→ **THE TASK**: In the entries, find all lines that hold the word "phân" and copy them.
start PROVIDED DATA
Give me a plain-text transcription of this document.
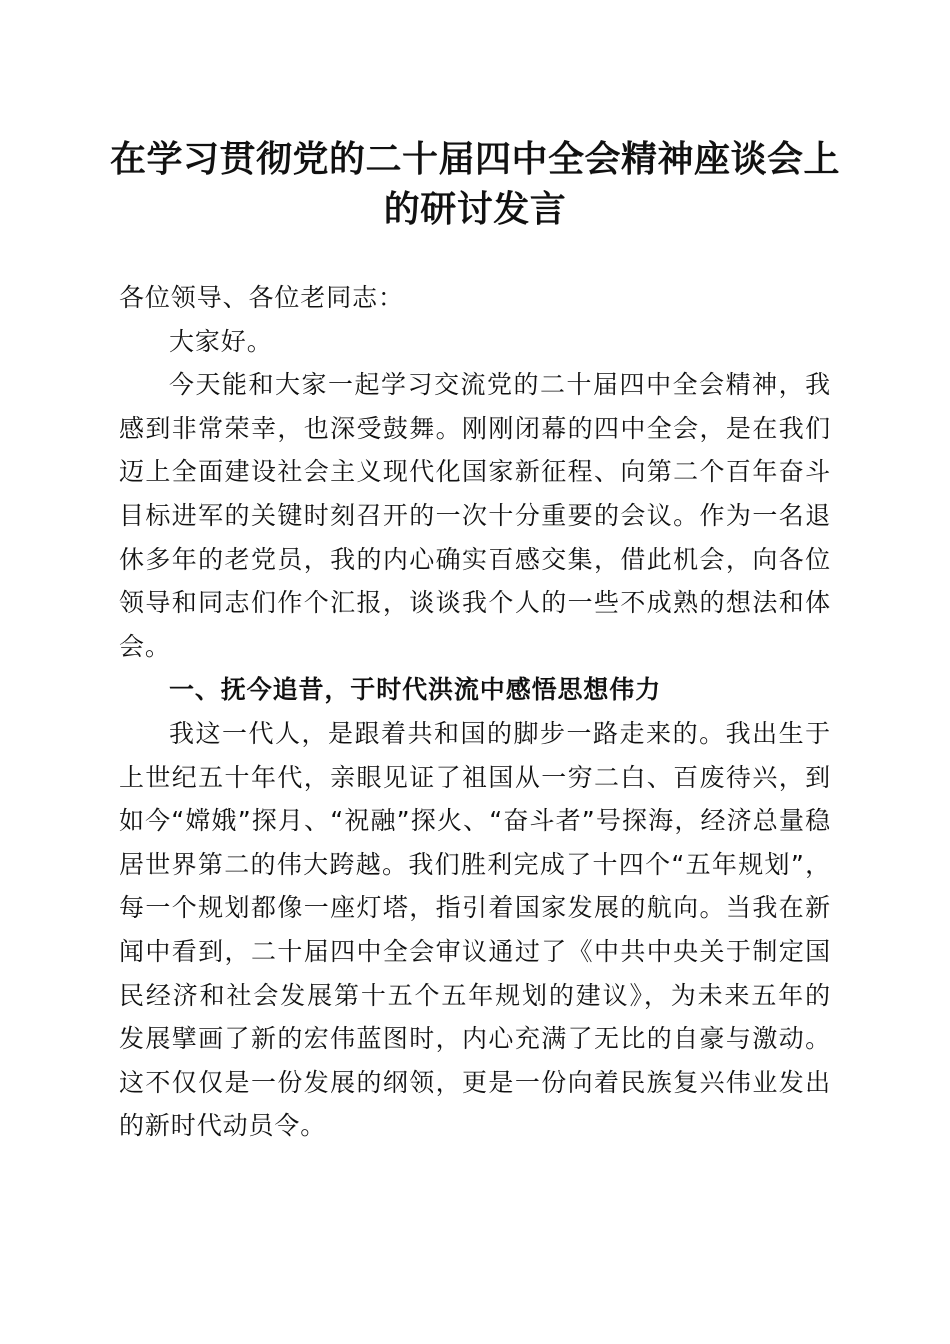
在学习贯彻党的二十届四中全会精神座谈会上的研讨发言

各位领导、各位老同志：

大家好。

今天能和大家一起学习交流党的二十届四中全会精神，我感到非常荣幸，也深受鼓舞。刚刚闭幕的四中全会，是在我们迈上全面建设社会主义现代化国家新征程、向第二个百年奋斗目标进军的关键时刻召开的一次十分重要的会议。作为一名退休多年的老党员，我的内心确实百感交集，借此机会，向各位领导和同志们作个汇报，谈谈我个人的一些不成熟的想法和体会。

一、抚今追昔，于时代洪流中感悟思想伟力

我这一代人，是跟着共和国的脚步一路走来的。我出生于上世纪五十年代，亲眼见证了祖国从一穷二白、百废待兴，到如今“嫦娥”探月、“祝融”探火、“奋斗者”号探海，经济总量稳居世界第二的伟大跨越。我们胜利完成了十四个“五年规划”，每一个规划都像一座灯塔，指引着国家发展的航向。当我在新闻中看到，二十届四中全会审议通过了《中共中央关于制定国民经济和社会发展第十五个五年规划的建议》，为未来五年的发展擘画了新的宏伟蓝图时，内心充满了无比的自豪与激动。这不仅仅是一份发展的纲领，更是一份向着民族复兴伟业发出的新时代动员令。
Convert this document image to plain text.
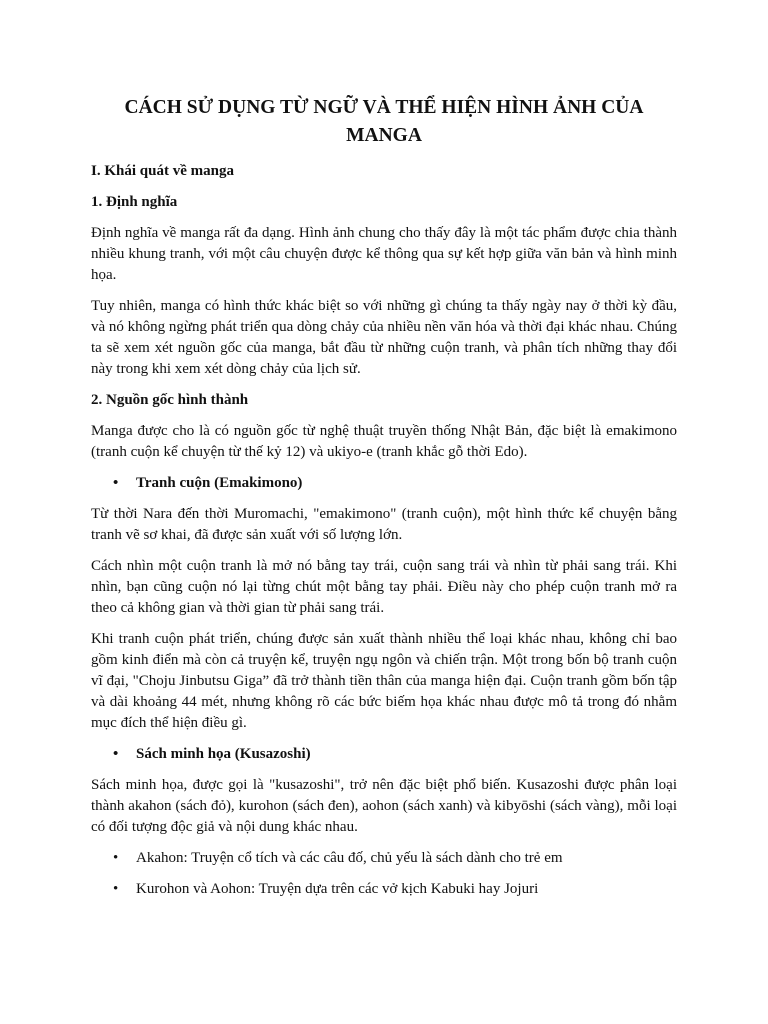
CÁCH SỬ DỤNG TỪ NGỮ VÀ THỂ HIỆN HÌNH ẢNH CỦA MANGA

I. Khái quát về manga

1. Định nghĩa

Định nghĩa về manga rất đa dạng. Hình ảnh chung cho thấy đây là một tác phẩm được chia thành nhiều khung tranh, với một câu chuyện được kể thông qua sự kết hợp giữa văn bản và hình minh họa.

Tuy nhiên, manga có hình thức khác biệt so với những gì chúng ta thấy ngày nay ở thời kỳ đầu, và nó không ngừng phát triển qua dòng chảy của nhiều nền văn hóa và thời đại khác nhau. Chúng ta sẽ xem xét nguồn gốc của manga, bắt đầu từ những cuộn tranh, và phân tích những thay đổi này trong khi xem xét dòng chảy của lịch sử.

2. Nguồn gốc hình thành

Manga được cho là có nguồn gốc từ nghệ thuật truyền thống Nhật Bản, đặc biệt là emakimono (tranh cuộn kể chuyện từ thế kỷ 12) và ukiyo-e (tranh khắc gỗ thời Edo).

•	Tranh cuộn (Emakimono)

Từ thời Nara đến thời Muromachi, "emakimono" (tranh cuộn), một hình thức kể chuyện bằng tranh vẽ sơ khai, đã được sản xuất với số lượng lớn.

Cách nhìn một cuộn tranh là mở nó bằng tay trái, cuộn sang trái và nhìn từ phải sang trái. Khi nhìn, bạn cũng cuộn nó lại từng chút một bằng tay phải. Điều này cho phép cuộn tranh mở ra theo cả không gian và thời gian từ phải sang trái.

Khi tranh cuộn phát triển, chúng được sản xuất thành nhiều thể loại khác nhau, không chỉ bao gồm kinh điển mà còn cả truyện kể, truyện ngụ ngôn và chiến trận. Một trong bốn bộ tranh cuộn vĩ đại, "Choju Jinbutsu Giga” đã trở thành tiền thân của manga hiện đại. Cuộn tranh gồm bốn tập và dài khoảng 44 mét, nhưng không rõ các bức biếm họa khác nhau được mô tả trong đó nhằm mục đích thể hiện điều gì.

•	Sách minh họa (Kusazoshi)

Sách minh họa, được gọi là "kusazoshi", trở nên đặc biệt phổ biến. Kusazoshi được phân loại thành akahon (sách đỏ), kurohon (sách đen), aohon (sách xanh) và kibyōshi (sách vàng), mỗi loại có đối tượng độc giả và nội dung khác nhau.

•	Akahon: Truyện cổ tích và các câu đố, chủ yếu là sách dành cho trẻ em
•	Kurohon và Aohon: Truyện dựa trên các vở kịch Kabuki hay Jojuri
end PROVIDED DATA
→ **RESPONSE**:
Tuy nhiên, manga có hình thức khác biệt so với những gì chúng ta thấy ngày nay ở thời kỳ đầu, và nó không ngừng phát triển qua dòng chảy của nhiều nền văn hóa và thời đại khác nhau. Chúng ta sẽ xem xét nguồn gốc của manga, bắt đầu từ những cuộn tranh, và phân tích những thay đổi này trong khi xem xét dòng chảy của lịch sử.
Sách minh họa, được gọi là "kusazoshi", trở nên đặc biệt phổ biến. Kusazoshi được phân loại thành akahon (sách đỏ), kurohon (sách đen), aohon (sách xanh) và kibyōshi (sách vàng), mỗi loại có đối tượng độc giả và nội dung khác nhau.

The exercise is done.